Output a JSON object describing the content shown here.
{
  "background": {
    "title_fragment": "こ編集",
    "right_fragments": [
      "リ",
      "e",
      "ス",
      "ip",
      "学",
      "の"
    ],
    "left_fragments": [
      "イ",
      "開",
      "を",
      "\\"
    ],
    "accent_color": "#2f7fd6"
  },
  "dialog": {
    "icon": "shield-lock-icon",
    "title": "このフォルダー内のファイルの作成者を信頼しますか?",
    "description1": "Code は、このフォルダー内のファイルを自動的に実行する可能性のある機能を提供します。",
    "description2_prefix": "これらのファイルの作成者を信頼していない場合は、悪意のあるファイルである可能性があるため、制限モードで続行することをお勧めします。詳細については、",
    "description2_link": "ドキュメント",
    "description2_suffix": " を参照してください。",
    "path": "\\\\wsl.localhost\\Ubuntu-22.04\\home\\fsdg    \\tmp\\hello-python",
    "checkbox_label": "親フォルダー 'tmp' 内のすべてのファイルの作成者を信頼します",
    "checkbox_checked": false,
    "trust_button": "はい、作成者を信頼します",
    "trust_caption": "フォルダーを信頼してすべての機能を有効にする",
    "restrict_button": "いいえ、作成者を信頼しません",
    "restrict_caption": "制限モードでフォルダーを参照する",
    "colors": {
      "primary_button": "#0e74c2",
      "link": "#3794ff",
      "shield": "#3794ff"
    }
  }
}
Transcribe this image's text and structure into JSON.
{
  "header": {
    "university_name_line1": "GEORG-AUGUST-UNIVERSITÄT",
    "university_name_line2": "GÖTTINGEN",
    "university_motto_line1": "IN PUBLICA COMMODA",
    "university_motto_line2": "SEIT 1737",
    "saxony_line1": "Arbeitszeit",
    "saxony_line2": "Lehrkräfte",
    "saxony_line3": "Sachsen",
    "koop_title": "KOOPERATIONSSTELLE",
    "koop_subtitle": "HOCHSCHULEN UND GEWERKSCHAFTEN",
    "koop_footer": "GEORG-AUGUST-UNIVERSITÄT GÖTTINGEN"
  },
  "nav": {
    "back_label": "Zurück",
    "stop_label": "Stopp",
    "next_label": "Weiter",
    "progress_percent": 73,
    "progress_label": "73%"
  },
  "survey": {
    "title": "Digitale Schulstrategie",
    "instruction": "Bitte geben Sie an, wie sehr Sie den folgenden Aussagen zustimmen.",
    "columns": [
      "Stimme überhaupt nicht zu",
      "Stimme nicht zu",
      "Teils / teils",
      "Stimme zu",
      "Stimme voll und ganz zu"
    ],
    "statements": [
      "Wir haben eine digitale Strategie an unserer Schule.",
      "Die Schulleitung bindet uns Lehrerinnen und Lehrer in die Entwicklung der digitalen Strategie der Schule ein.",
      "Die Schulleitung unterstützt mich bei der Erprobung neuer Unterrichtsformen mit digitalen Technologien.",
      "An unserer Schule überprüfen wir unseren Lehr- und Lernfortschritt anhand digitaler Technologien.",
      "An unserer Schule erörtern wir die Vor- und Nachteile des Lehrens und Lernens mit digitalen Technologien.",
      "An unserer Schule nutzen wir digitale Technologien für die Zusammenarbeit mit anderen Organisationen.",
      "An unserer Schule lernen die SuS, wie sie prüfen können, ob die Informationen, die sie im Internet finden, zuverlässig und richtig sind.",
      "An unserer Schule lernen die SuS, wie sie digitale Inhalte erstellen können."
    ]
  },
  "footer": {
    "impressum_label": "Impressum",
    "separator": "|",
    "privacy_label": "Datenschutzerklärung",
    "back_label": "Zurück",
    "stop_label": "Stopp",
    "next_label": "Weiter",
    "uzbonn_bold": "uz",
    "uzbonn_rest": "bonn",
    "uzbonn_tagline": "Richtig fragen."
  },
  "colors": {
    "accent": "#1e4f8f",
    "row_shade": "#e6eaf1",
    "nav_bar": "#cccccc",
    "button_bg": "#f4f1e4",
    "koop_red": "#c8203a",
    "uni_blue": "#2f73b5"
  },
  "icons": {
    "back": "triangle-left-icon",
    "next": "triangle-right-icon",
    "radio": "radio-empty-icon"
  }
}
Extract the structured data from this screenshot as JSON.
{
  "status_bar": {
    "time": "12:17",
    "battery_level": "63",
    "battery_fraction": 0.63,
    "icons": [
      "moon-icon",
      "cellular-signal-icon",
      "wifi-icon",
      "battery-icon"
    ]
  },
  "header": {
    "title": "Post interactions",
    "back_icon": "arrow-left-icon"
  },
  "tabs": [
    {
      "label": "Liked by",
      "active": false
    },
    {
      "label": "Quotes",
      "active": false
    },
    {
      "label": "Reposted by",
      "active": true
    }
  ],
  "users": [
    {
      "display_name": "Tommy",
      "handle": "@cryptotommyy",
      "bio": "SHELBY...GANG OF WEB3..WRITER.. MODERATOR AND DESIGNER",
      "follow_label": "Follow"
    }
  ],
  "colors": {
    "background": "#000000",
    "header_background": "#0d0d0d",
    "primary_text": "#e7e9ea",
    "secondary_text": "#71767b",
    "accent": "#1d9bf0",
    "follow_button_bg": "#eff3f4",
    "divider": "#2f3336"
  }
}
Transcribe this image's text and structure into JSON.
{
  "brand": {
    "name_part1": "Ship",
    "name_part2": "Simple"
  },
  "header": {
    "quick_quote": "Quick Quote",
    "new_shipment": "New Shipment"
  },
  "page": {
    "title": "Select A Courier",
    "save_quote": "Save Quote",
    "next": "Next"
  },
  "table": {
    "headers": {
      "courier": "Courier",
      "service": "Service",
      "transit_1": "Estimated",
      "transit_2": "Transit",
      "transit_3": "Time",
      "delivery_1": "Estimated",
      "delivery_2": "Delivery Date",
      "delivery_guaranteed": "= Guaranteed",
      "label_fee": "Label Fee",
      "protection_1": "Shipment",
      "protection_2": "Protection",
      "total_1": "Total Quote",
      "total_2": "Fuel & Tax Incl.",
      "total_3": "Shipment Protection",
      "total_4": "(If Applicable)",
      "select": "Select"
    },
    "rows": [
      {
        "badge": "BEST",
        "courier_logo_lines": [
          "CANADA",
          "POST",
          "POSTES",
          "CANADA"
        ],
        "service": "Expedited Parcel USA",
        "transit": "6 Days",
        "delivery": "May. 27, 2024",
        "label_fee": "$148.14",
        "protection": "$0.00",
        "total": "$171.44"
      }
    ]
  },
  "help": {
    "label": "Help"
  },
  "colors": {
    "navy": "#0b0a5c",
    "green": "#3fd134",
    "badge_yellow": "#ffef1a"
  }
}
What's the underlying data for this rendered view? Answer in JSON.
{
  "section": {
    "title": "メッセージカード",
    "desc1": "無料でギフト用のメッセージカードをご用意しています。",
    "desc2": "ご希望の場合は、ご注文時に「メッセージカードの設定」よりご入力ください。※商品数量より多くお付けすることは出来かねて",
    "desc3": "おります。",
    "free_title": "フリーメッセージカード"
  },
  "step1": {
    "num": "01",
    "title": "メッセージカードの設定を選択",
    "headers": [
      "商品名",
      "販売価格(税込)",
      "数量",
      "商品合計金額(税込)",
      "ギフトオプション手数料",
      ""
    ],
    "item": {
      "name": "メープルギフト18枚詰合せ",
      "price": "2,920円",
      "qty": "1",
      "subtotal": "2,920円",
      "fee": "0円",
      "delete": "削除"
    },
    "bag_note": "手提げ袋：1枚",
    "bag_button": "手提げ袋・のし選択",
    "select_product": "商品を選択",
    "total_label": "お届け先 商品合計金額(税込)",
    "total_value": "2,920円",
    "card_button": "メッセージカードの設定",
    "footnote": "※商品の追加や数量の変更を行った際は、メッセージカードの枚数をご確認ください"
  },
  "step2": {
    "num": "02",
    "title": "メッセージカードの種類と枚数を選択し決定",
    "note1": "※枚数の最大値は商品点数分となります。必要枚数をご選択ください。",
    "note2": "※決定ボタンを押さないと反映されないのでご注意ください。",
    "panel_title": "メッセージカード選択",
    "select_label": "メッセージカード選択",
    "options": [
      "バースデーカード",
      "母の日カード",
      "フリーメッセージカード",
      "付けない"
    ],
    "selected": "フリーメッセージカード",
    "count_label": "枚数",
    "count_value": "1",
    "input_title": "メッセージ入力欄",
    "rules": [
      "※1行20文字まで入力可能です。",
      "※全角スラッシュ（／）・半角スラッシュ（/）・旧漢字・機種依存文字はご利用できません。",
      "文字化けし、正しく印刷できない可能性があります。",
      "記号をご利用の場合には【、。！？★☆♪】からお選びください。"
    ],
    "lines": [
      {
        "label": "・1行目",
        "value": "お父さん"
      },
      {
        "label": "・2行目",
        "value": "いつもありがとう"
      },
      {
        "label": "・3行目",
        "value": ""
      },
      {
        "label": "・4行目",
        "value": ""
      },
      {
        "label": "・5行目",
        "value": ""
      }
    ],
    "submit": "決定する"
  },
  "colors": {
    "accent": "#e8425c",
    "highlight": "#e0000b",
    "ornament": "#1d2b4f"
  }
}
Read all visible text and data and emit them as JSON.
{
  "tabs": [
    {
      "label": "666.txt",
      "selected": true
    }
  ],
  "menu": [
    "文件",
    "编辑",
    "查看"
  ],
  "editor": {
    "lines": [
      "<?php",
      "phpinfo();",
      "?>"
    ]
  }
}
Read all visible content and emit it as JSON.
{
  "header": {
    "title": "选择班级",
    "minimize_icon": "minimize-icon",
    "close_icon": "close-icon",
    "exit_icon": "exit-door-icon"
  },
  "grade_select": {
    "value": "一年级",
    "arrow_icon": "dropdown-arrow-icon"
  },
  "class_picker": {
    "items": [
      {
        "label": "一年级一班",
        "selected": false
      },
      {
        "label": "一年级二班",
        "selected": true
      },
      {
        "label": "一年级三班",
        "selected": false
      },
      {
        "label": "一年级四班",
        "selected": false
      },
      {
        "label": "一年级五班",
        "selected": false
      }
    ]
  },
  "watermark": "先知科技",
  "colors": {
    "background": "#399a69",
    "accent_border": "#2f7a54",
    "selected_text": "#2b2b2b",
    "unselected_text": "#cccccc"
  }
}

****************

How many of the lines above contain the string "Read"? Give the number only.

2